▶ [Listing]:
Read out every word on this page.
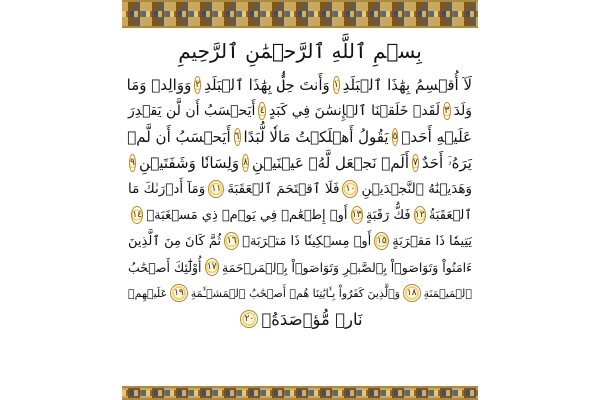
بِسۡمِ ٱللَّهِ ٱلرَّحۡمَٰنِ ٱلرَّحِيمِ
لَآ أُقۡسِمُ بِهَٰذَا ٱلۡبَلَدِ
١
وَأَنتَ حِلُّۢ بِهَٰذَا ٱلۡبَلَدِ
٢
وَوَالِدٖ وَمَا
وَلَدَ
٣
لَقَدۡ خَلَقۡنَا ٱلۡإِنسَٰنَ فِي كَبَدٍ
٤
أَيَحۡسَبُ أَن لَّن يَقۡدِرَ
عَلَيۡهِ أَحَدٞ
٥
يَقُولُ أَهۡلَكۡتُ مَالٗا لُّبَدًا
٦
أَيَحۡسَبُ أَن لَّمۡ
يَرَهُۥٓ أَحَدٌ
٧
أَلَمۡ نَجۡعَل لَّهُۥ عَيۡنَيۡنِ
٨
وَلِسَانٗا وَشَفَتَيۡنِ
٩
وَهَدَيۡنَٰهُ ٱلنَّجۡدَيۡنِ
١٠
فَلَا ٱقۡتَحَمَ ٱلۡعَقَبَةَ
١١
وَمَآ أَدۡرَىٰكَ مَا
ٱلۡعَقَبَةُ
١٢
فَكُّ رَقَبَةٍ
١٣
أَوۡ إِطۡعَٰمٞ فِي يَوۡمٖ ذِي مَسۡغَبَةٖ
١٤
يَتِيمٗا ذَا مَقۡرَبَةٍ
١٥
أَوۡ مِسۡكِينٗا ذَا مَتۡرَبَةٖ
١٦
ثُمَّ كَانَ مِنَ ٱلَّذِينَ
ءَامَنُواْ وَتَوَاصَوۡاْ بِٱلصَّبۡرِ وَتَوَاصَوۡاْ بِٱلۡمَرۡحَمَةِ
١٧
أُوْلَٰٓئِكَ أَصۡحَٰبُ
ٱلۡمَيۡمَنَةِ
١٨
وَٱلَّذِينَ كَفَرُواْ بِـَٔايَٰتِنَا هُمۡ أَصۡحَٰبُ ٱلۡمَشۡـَٔمَةِ
١٩
عَلَيۡهِمۡ
نَارٞ مُّؤۡصَدَةُۢ
٢٠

▶ [Exercise aim]:
Copy every record character for character. Skip the pictures.

▶ [Result]:
Read out every word on this page.
بِسۡمِ ٱللَّهِ ٱلرَّحۡمَٰنِ ٱلرَّحِيمِ
لَآ أُقۡسِمُ بِهَٰذَا ٱلۡبَلَدِ
١
وَأَنتَ حِلُّۢ بِهَٰذَا ٱلۡبَلَدِ
٢
وَوَالِدٖ وَمَا
وَلَدَ
٣
لَقَدۡ خَلَقۡنَا ٱلۡإِنسَٰنَ فِي كَبَدٍ
٤
أَيَحۡسَبُ أَن لَّن يَقۡدِرَ
عَلَيۡهِ أَحَدٞ
٥
يَقُولُ أَهۡلَكۡتُ مَالٗا لُّبَدًا
٦
أَيَحۡسَبُ أَن لَّمۡ
يَرَهُۥٓ أَحَدٌ
٧
أَلَمۡ نَجۡعَل لَّهُۥ عَيۡنَيۡنِ
٨
وَلِسَانٗا وَشَفَتَيۡنِ
٩
وَهَدَيۡنَٰهُ ٱلنَّجۡدَيۡنِ
١٠
فَلَا ٱقۡتَحَمَ ٱلۡعَقَبَةَ
١١
وَمَآ أَدۡرَىٰكَ مَا
ٱلۡعَقَبَةُ
١٢
فَكُّ رَقَبَةٍ
١٣
أَوۡ إِطۡعَٰمٞ فِي يَوۡمٖ ذِي مَسۡغَبَةٖ
١٤
يَتِيمٗا ذَا مَقۡرَبَةٍ
١٥
أَوۡ مِسۡكِينٗا ذَا مَتۡرَبَةٖ
١٦
ثُمَّ كَانَ مِنَ ٱلَّذِينَ
ءَامَنُواْ وَتَوَاصَوۡاْ بِٱلصَّبۡرِ وَتَوَاصَوۡاْ بِٱلۡمَرۡحَمَةِ
١٧
أُوْلَٰٓئِكَ أَصۡحَٰبُ
ٱلۡمَيۡمَنَةِ
١٨
وَٱلَّذِينَ كَفَرُواْ بِـَٔايَٰتِنَا هُمۡ أَصۡحَٰبُ ٱلۡمَشۡـَٔمَةِ
١٩
عَلَيۡهِمۡ
نَارٞ مُّؤۡصَدَةُۢ
٢٠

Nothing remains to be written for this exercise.